Working data:
+ + + +

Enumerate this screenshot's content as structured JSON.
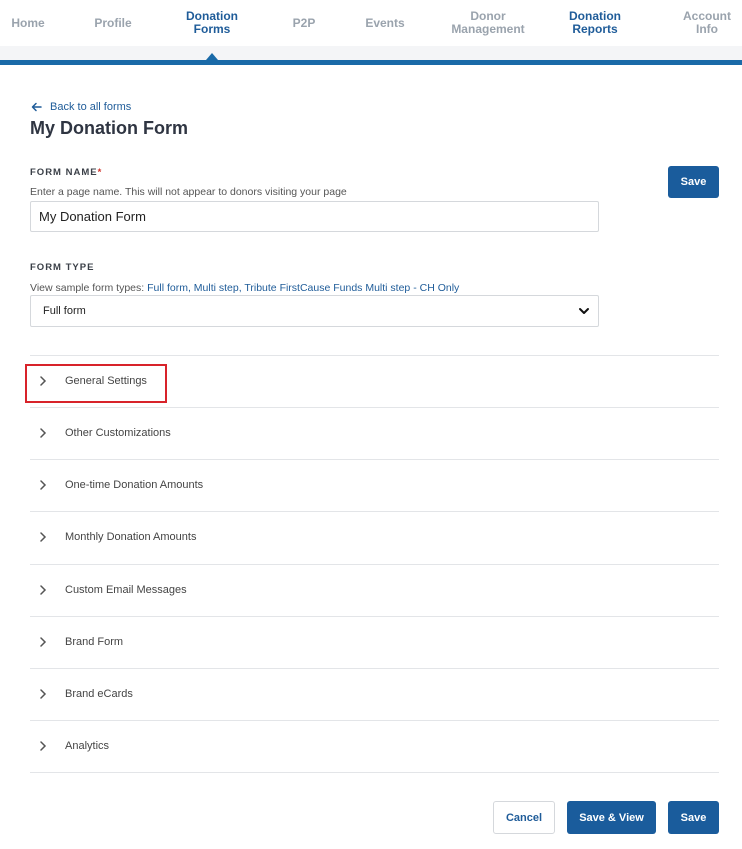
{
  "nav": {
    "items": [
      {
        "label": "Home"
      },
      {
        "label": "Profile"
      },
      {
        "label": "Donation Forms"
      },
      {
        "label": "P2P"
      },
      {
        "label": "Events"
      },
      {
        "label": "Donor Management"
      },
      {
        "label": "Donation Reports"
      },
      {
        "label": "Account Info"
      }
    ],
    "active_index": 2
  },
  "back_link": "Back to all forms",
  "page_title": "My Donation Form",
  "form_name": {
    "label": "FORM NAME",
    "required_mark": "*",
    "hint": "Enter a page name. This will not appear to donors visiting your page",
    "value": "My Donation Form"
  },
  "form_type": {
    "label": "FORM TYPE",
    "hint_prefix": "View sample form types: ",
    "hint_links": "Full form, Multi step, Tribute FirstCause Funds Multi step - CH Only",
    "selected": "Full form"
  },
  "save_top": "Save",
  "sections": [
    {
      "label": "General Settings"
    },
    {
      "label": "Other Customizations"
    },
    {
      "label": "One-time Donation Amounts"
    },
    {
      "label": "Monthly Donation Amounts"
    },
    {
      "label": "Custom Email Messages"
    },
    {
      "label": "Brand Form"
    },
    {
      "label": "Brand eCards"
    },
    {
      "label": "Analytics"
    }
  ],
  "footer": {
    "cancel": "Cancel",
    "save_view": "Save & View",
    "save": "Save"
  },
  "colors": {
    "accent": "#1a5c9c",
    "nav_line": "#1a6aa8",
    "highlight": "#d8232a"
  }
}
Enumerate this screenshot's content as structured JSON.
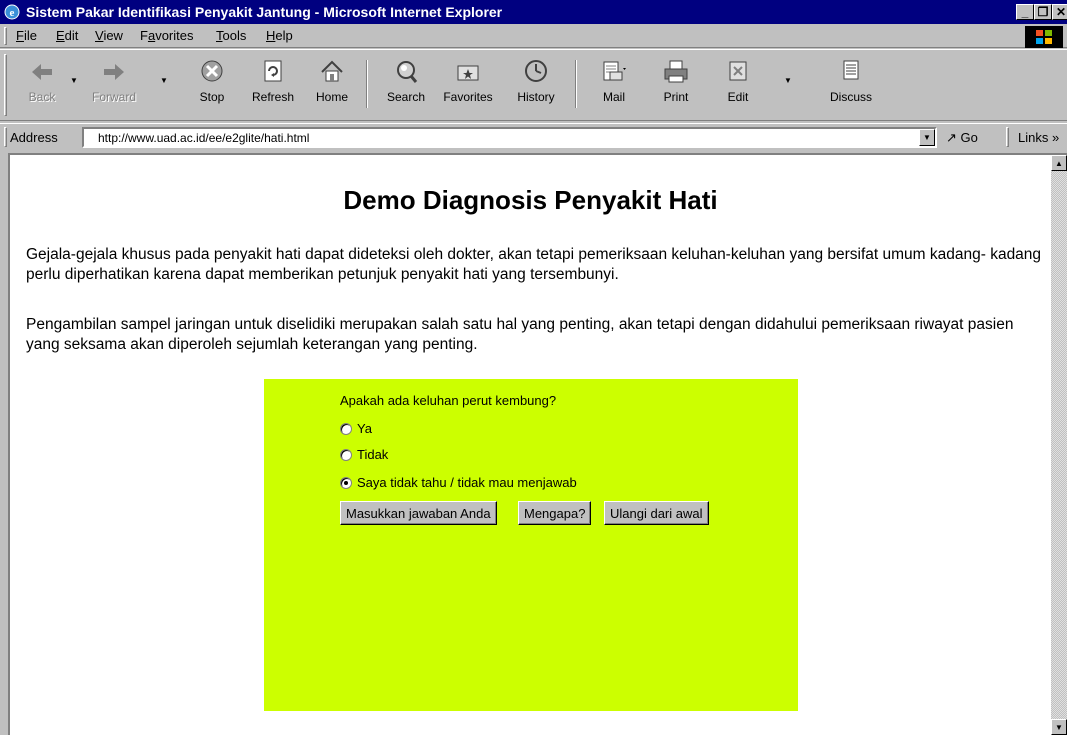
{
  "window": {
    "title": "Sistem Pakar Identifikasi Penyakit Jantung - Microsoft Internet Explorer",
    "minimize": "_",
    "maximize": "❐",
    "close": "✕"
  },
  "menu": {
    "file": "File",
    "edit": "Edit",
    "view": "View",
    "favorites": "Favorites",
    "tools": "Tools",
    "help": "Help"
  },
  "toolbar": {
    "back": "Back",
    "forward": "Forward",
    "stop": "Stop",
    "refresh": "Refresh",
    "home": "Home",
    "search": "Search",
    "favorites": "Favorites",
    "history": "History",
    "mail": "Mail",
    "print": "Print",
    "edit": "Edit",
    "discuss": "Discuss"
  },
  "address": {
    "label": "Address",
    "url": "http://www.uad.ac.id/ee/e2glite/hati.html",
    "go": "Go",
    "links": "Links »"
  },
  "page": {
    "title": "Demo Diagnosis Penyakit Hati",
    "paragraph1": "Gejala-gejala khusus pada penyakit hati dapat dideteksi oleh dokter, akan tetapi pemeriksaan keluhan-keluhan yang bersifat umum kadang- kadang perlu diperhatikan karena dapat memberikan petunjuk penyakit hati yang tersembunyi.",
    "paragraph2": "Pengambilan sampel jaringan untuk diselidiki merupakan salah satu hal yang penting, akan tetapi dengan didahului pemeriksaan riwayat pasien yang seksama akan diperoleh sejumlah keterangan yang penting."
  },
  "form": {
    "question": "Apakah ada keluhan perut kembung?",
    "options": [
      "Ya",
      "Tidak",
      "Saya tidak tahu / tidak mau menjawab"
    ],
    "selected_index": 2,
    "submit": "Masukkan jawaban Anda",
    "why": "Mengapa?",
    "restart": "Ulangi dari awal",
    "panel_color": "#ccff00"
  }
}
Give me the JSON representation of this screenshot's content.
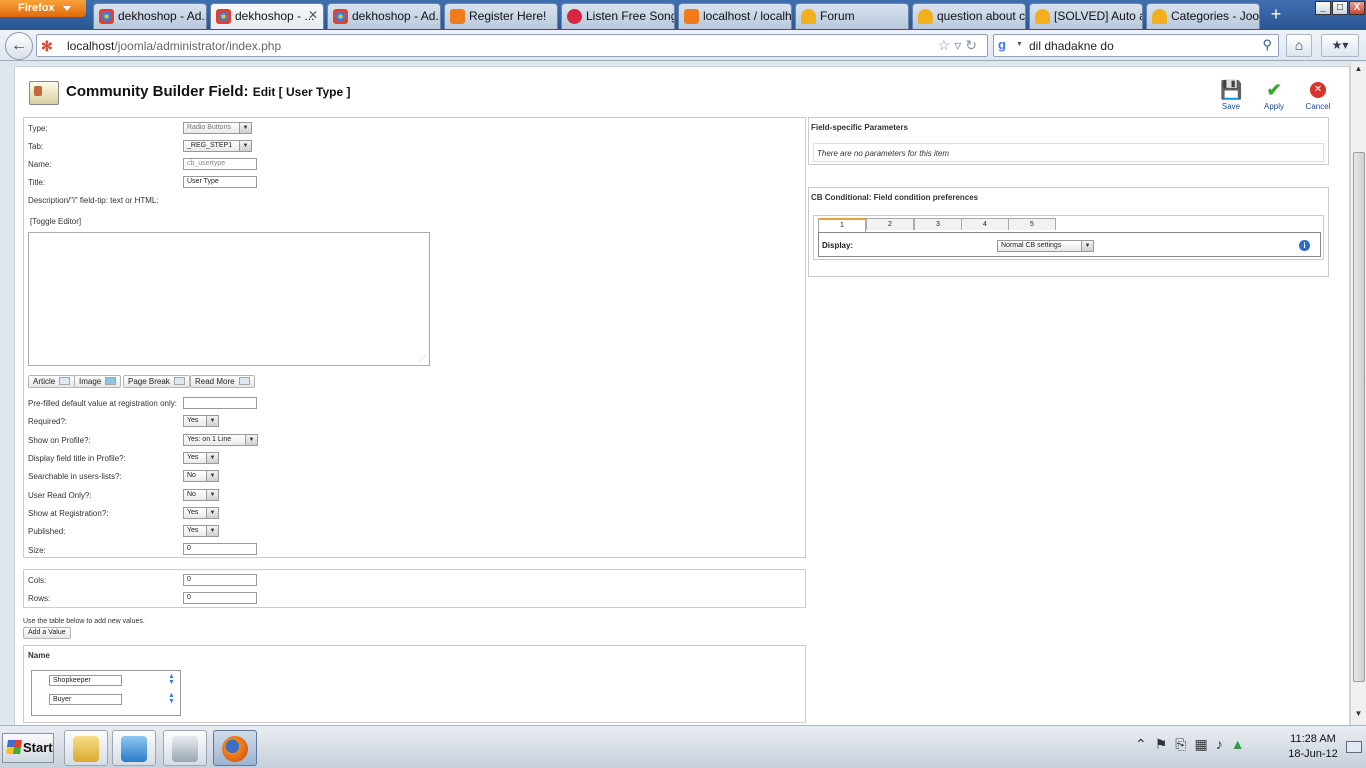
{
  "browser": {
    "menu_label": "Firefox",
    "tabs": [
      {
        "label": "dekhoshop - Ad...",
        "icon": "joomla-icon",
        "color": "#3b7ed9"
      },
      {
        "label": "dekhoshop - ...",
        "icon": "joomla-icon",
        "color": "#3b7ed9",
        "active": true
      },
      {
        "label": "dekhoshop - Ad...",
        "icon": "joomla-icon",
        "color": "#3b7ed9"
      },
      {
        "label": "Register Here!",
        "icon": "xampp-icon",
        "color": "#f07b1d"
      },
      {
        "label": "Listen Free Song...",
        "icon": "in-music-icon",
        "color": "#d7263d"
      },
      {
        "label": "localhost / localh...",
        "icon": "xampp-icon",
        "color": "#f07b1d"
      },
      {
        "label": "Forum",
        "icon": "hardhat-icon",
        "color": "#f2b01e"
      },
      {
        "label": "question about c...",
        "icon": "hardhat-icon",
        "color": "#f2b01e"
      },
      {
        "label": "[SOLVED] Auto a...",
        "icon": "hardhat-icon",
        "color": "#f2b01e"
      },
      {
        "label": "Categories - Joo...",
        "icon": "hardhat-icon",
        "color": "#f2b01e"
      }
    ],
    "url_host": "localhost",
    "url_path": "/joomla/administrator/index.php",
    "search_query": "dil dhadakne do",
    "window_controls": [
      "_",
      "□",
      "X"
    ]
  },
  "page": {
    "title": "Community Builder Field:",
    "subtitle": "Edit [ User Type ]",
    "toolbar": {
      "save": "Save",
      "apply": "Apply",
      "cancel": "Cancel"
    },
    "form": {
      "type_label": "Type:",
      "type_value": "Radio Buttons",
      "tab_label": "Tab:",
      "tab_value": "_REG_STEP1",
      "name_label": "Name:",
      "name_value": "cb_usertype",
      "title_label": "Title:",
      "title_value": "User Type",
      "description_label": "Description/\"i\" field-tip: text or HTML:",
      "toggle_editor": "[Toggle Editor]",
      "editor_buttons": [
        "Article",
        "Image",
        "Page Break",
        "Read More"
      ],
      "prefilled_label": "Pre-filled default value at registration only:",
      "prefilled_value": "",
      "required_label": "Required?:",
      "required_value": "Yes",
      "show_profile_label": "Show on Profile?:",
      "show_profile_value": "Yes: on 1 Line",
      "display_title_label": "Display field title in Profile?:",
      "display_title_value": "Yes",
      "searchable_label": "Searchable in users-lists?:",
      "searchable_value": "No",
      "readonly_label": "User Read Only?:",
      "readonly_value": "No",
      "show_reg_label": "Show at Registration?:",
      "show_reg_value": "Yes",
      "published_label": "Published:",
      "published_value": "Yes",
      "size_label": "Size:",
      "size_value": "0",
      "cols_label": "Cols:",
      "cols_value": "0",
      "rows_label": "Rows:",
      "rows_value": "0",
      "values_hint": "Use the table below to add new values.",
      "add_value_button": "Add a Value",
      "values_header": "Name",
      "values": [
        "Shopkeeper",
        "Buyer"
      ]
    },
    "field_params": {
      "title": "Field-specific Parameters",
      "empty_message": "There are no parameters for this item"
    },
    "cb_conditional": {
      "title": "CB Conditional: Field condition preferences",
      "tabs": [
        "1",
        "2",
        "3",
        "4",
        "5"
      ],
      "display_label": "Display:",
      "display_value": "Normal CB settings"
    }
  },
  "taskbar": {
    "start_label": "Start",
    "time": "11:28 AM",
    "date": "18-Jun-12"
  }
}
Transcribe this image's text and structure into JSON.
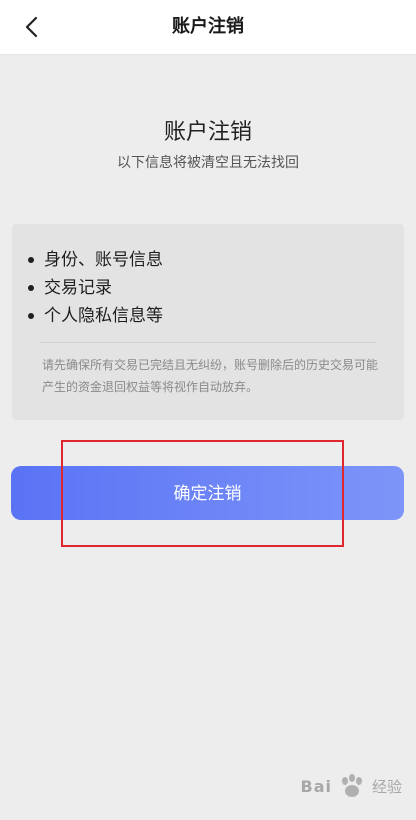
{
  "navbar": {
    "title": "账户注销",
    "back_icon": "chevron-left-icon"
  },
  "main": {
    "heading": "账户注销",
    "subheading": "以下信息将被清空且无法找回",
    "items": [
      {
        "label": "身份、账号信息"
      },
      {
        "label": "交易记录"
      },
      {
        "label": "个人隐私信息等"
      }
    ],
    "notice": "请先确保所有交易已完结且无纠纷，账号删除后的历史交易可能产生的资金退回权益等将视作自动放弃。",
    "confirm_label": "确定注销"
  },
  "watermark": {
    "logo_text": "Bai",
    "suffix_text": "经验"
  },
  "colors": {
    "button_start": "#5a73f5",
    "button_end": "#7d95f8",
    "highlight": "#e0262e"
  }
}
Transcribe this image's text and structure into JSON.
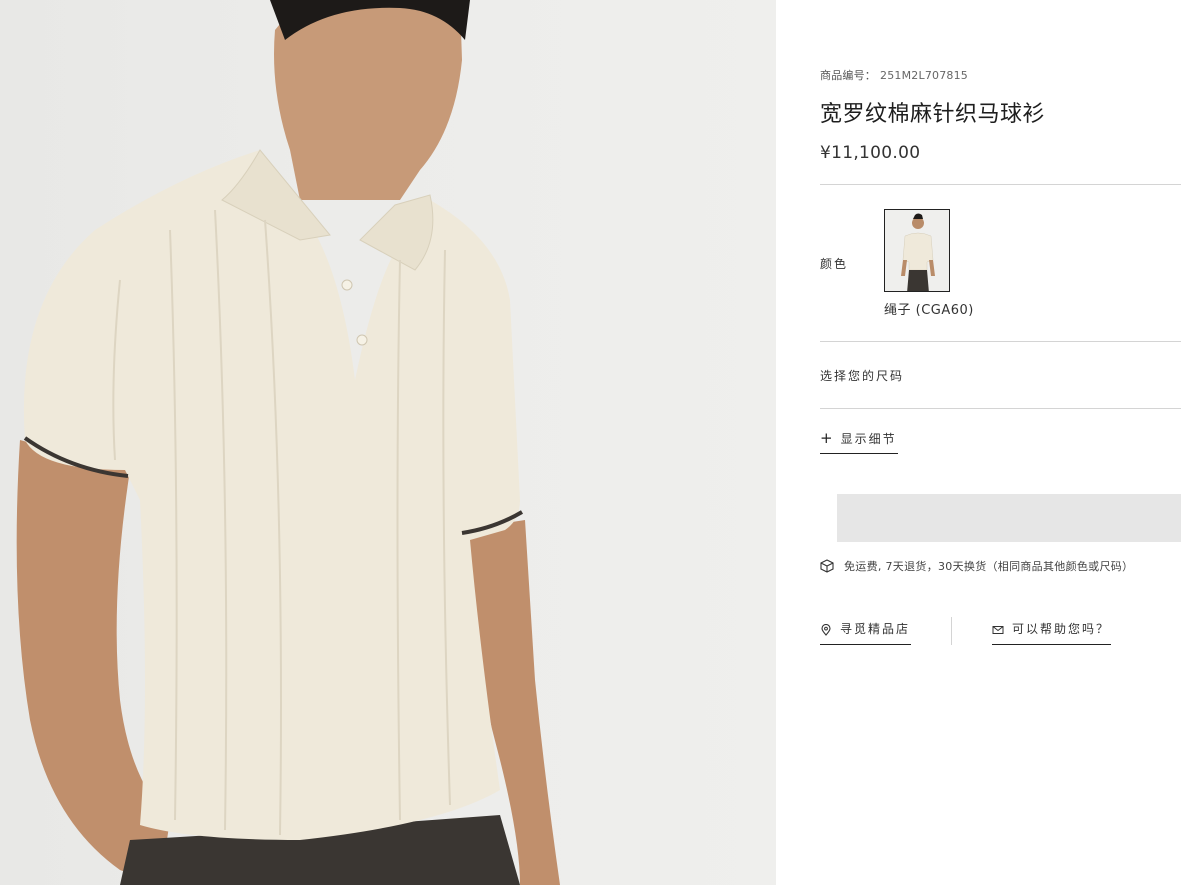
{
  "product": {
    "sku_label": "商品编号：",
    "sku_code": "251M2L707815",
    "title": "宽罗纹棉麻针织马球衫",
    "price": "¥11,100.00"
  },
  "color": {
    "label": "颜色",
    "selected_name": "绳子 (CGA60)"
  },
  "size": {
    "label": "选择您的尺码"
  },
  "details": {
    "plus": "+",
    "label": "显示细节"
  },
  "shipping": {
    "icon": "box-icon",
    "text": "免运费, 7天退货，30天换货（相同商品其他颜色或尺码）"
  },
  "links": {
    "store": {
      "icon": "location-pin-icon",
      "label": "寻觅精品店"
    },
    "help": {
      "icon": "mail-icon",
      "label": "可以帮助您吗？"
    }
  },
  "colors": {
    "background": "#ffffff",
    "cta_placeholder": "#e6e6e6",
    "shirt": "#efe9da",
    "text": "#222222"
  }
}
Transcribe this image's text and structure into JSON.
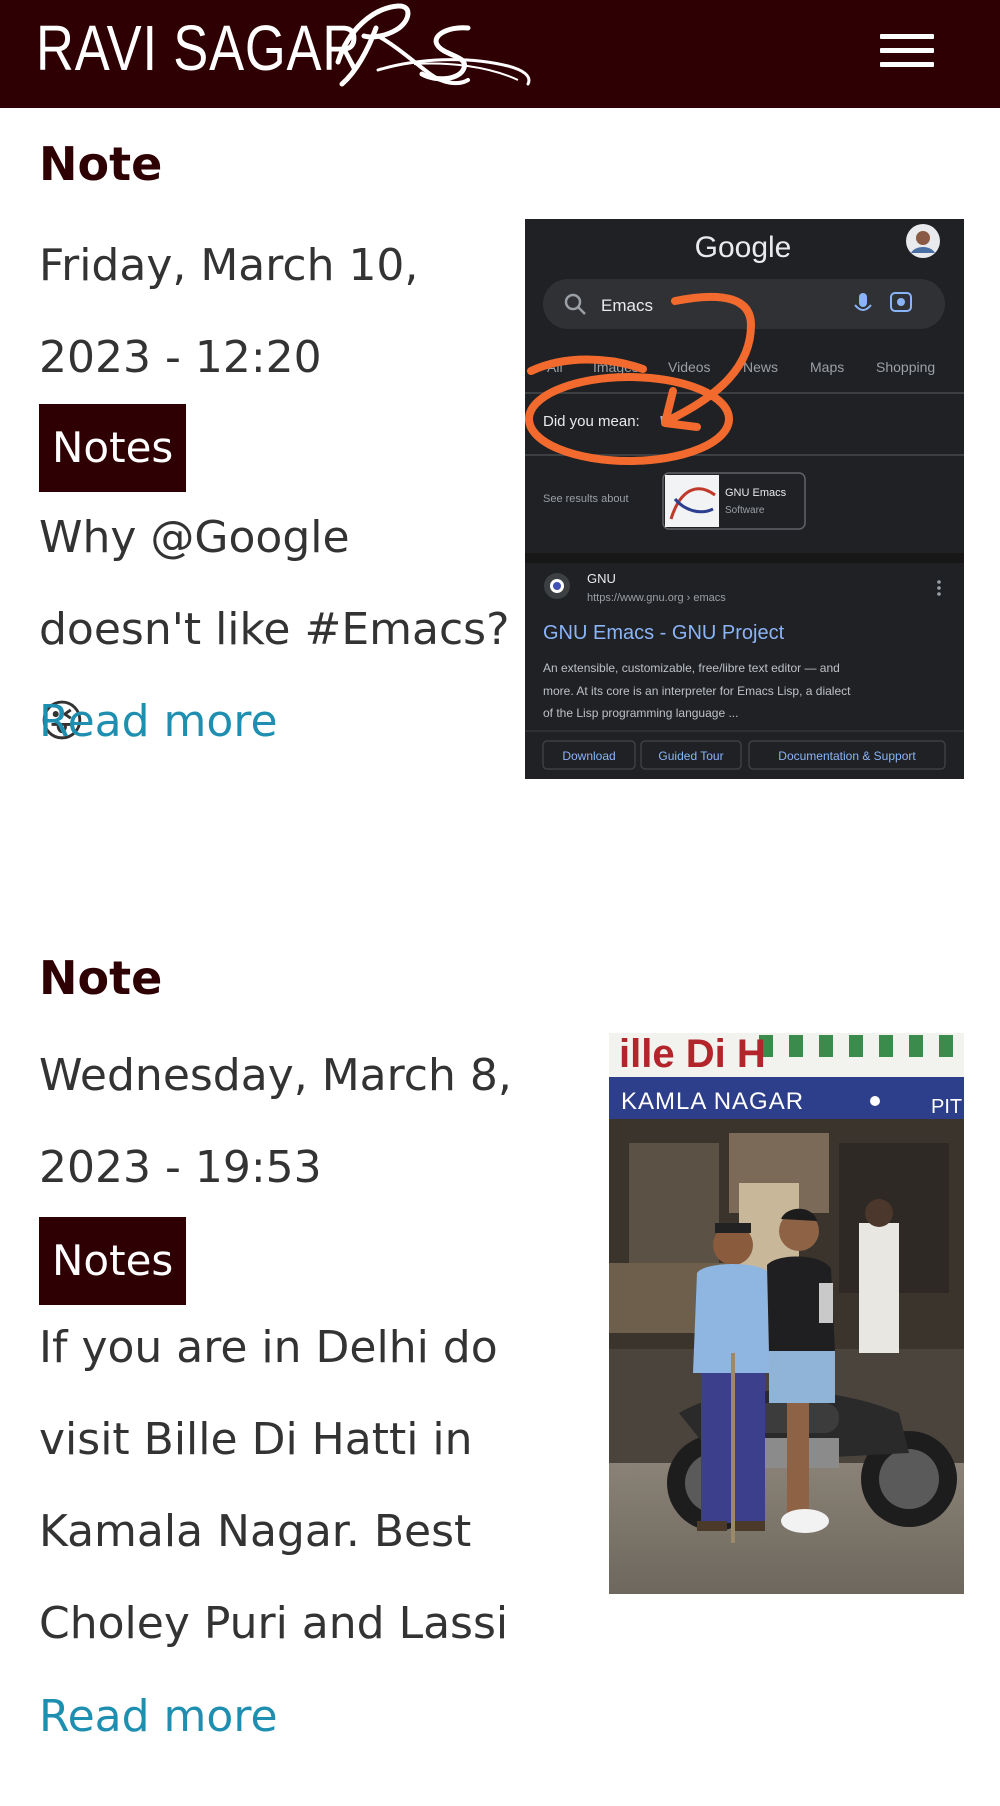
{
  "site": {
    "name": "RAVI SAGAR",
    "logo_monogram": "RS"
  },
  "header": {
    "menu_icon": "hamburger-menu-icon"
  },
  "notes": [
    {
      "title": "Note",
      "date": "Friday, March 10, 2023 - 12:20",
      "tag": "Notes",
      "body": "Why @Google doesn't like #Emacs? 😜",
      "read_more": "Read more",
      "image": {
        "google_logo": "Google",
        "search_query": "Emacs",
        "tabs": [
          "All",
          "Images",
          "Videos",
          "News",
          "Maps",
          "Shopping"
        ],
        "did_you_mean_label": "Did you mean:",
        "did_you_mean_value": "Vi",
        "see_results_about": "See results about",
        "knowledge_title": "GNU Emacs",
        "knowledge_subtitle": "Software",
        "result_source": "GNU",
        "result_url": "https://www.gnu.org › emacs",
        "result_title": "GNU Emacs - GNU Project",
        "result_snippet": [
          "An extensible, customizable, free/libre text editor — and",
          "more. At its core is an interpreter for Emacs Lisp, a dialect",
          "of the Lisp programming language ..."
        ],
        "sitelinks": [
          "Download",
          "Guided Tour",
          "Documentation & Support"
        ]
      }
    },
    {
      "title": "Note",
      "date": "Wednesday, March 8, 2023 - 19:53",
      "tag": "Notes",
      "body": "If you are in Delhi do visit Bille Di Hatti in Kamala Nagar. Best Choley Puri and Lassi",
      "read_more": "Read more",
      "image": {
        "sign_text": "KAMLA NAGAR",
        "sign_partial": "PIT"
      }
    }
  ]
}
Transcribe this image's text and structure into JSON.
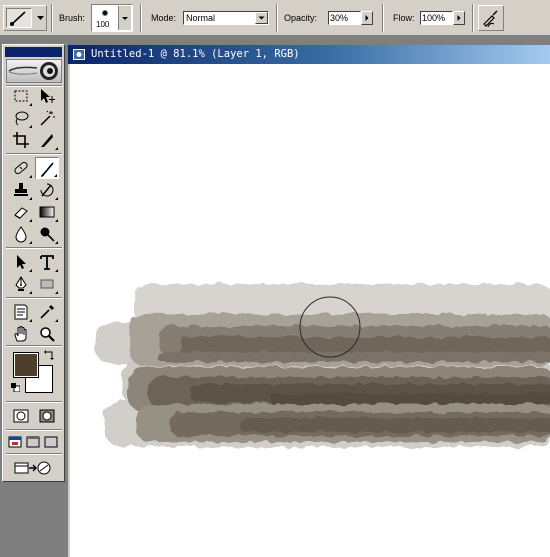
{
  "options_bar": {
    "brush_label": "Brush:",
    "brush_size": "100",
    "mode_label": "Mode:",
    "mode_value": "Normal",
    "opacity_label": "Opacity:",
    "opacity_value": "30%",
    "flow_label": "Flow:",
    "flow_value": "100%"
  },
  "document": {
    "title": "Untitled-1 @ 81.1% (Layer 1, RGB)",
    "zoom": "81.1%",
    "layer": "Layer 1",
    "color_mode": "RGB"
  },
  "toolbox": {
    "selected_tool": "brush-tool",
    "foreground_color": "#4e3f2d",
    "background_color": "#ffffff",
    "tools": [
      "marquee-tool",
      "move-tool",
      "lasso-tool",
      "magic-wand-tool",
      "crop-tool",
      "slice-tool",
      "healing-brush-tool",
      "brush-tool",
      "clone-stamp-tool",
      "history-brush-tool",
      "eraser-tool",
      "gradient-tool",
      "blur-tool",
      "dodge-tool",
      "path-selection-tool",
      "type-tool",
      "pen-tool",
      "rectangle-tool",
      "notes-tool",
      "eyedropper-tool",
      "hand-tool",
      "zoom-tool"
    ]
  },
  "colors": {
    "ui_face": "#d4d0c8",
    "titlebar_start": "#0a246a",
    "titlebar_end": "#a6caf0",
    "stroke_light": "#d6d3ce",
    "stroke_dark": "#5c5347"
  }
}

+ + + +

Problem to solve:
Return each line that includes "akan".

Written reply:
    "paragraph1": "Gejala-gejala khusus pada penyakit hati dapat dideteksi oleh dokter, akan tetapi pemeriksaan keluhan-keluhan yang bersifat umum kadang- kadang perlu diperhatikan karena dapat memberikan petunjuk penyakit hati yang tersembunyi.",
    "paragraph2": "Pengambilan sampel jaringan untuk diselidiki merupakan salah satu hal yang penting, akan tetapi dengan didahului pemeriksaan riwayat pasien yang seksama akan diperoleh sejumlah keterangan yang penting."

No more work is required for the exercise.